_TASK INSTRUCTIONS_: Restate the listing that follows word for word, without its pictures.

_DATASET CONTENT_:
· · · · · · ·

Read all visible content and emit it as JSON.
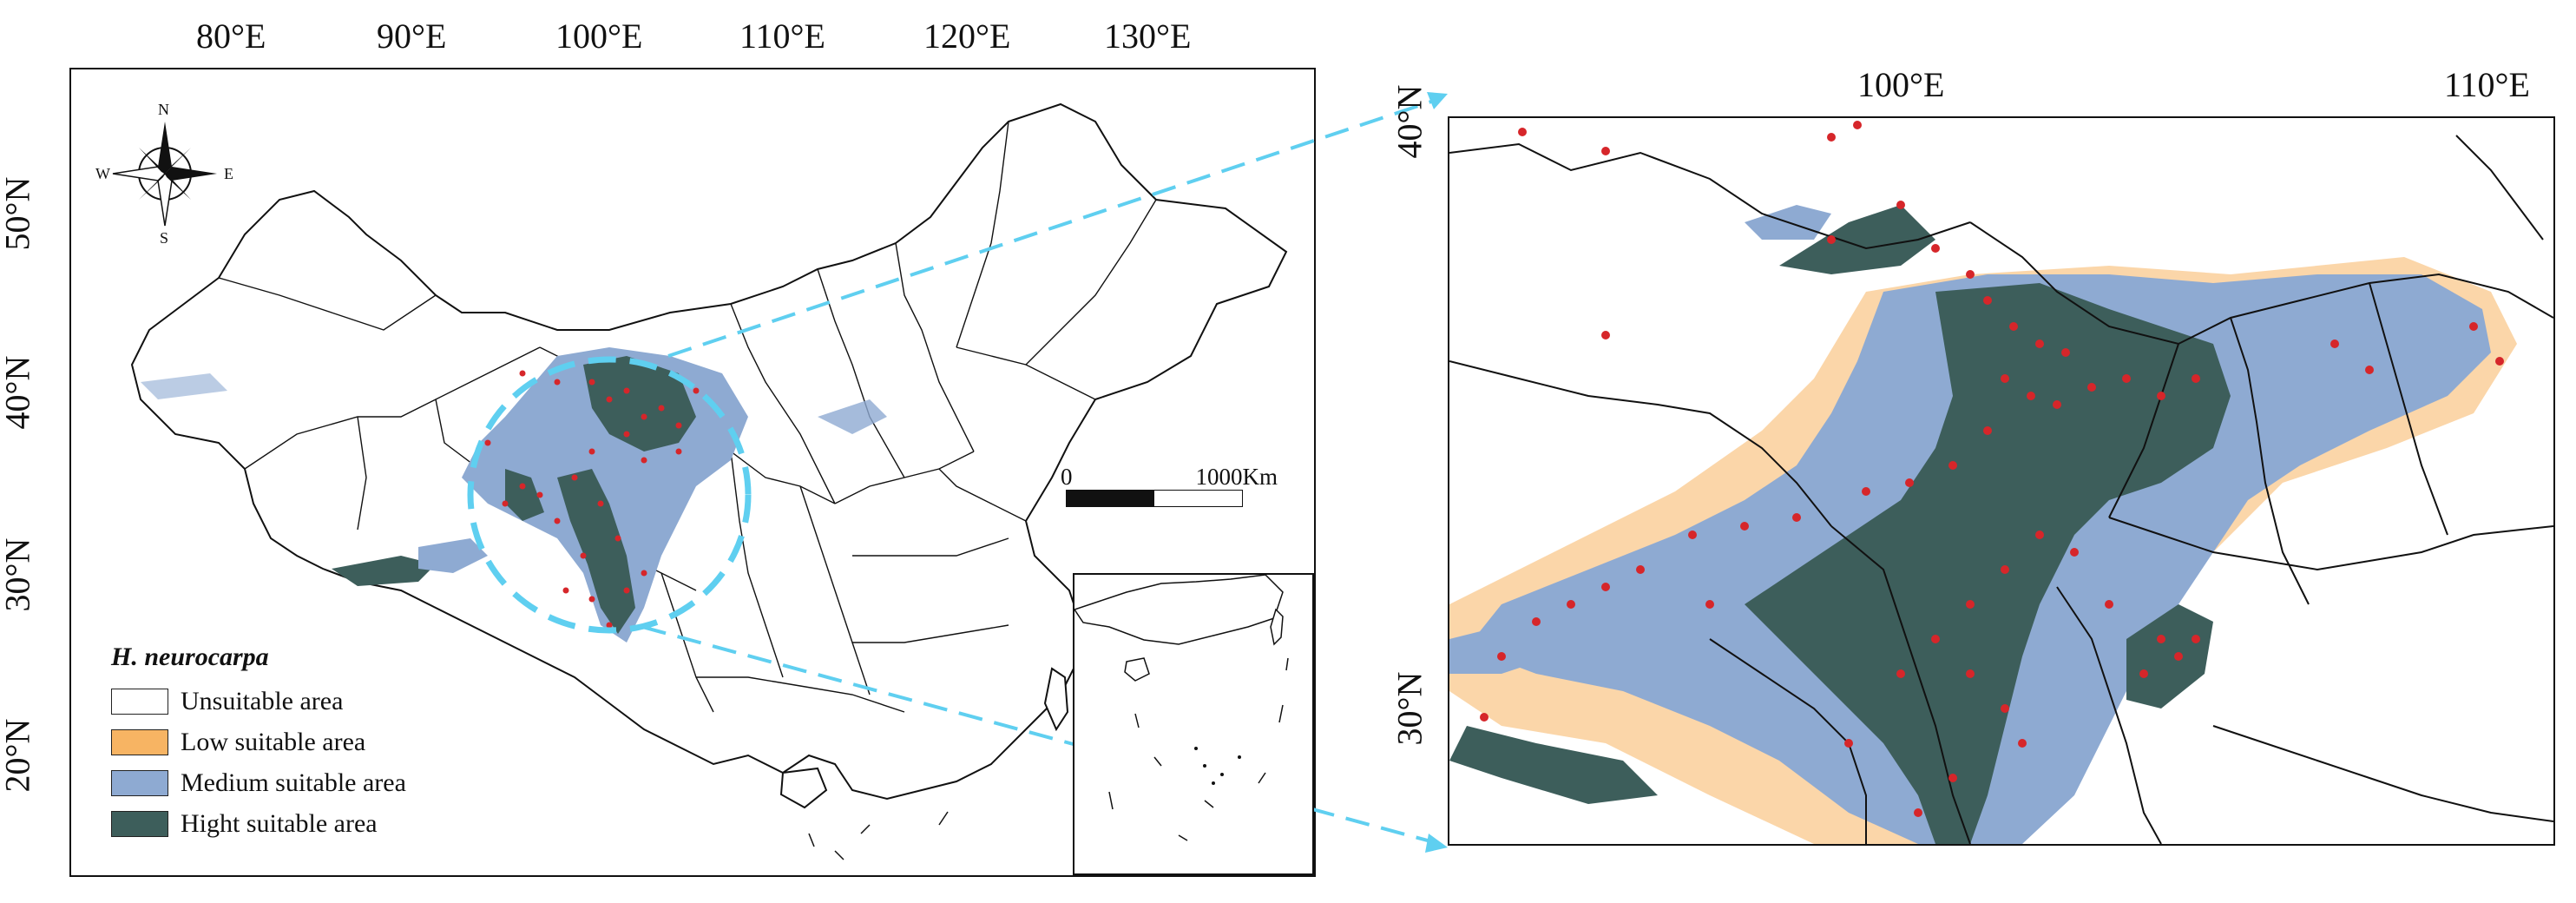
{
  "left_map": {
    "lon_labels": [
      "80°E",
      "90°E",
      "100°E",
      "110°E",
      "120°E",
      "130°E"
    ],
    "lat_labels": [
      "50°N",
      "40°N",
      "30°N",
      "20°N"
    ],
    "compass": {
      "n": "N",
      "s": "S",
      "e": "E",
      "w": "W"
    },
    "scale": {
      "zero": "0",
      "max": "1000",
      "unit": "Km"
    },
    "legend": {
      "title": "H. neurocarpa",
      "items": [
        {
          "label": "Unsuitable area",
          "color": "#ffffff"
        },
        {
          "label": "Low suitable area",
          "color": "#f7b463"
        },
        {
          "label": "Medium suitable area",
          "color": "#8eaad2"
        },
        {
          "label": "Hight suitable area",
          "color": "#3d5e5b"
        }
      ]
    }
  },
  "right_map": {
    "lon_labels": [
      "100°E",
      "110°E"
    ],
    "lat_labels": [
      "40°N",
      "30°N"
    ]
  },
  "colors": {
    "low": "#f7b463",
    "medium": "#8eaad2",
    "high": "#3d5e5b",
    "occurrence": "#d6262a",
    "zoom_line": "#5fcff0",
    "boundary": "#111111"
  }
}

· · · · · · ·

_COMPLETE ANSWER_:
Read all visible content and emit it as JSON.
{
  "left_map": {
    "lon_labels": [
      "80°E",
      "90°E",
      "100°E",
      "110°E",
      "120°E",
      "130°E"
    ],
    "lat_labels": [
      "50°N",
      "40°N",
      "30°N",
      "20°N"
    ],
    "compass": {
      "n": "N",
      "s": "S",
      "e": "E",
      "w": "W"
    },
    "scale": {
      "zero": "0",
      "max": "1000",
      "unit": "Km"
    },
    "legend": {
      "title": "H. neurocarpa",
      "items": [
        {
          "label": "Unsuitable area",
          "color": "#ffffff"
        },
        {
          "label": "Low suitable area",
          "color": "#f7b463"
        },
        {
          "label": "Medium suitable area",
          "color": "#8eaad2"
        },
        {
          "label": "Hight suitable area",
          "color": "#3d5e5b"
        }
      ]
    }
  },
  "right_map": {
    "lon_labels": [
      "100°E",
      "110°E"
    ],
    "lat_labels": [
      "40°N",
      "30°N"
    ]
  },
  "colors": {
    "low": "#f7b463",
    "medium": "#8eaad2",
    "high": "#3d5e5b",
    "occurrence": "#d6262a",
    "zoom_line": "#5fcff0",
    "boundary": "#111111"
  }
}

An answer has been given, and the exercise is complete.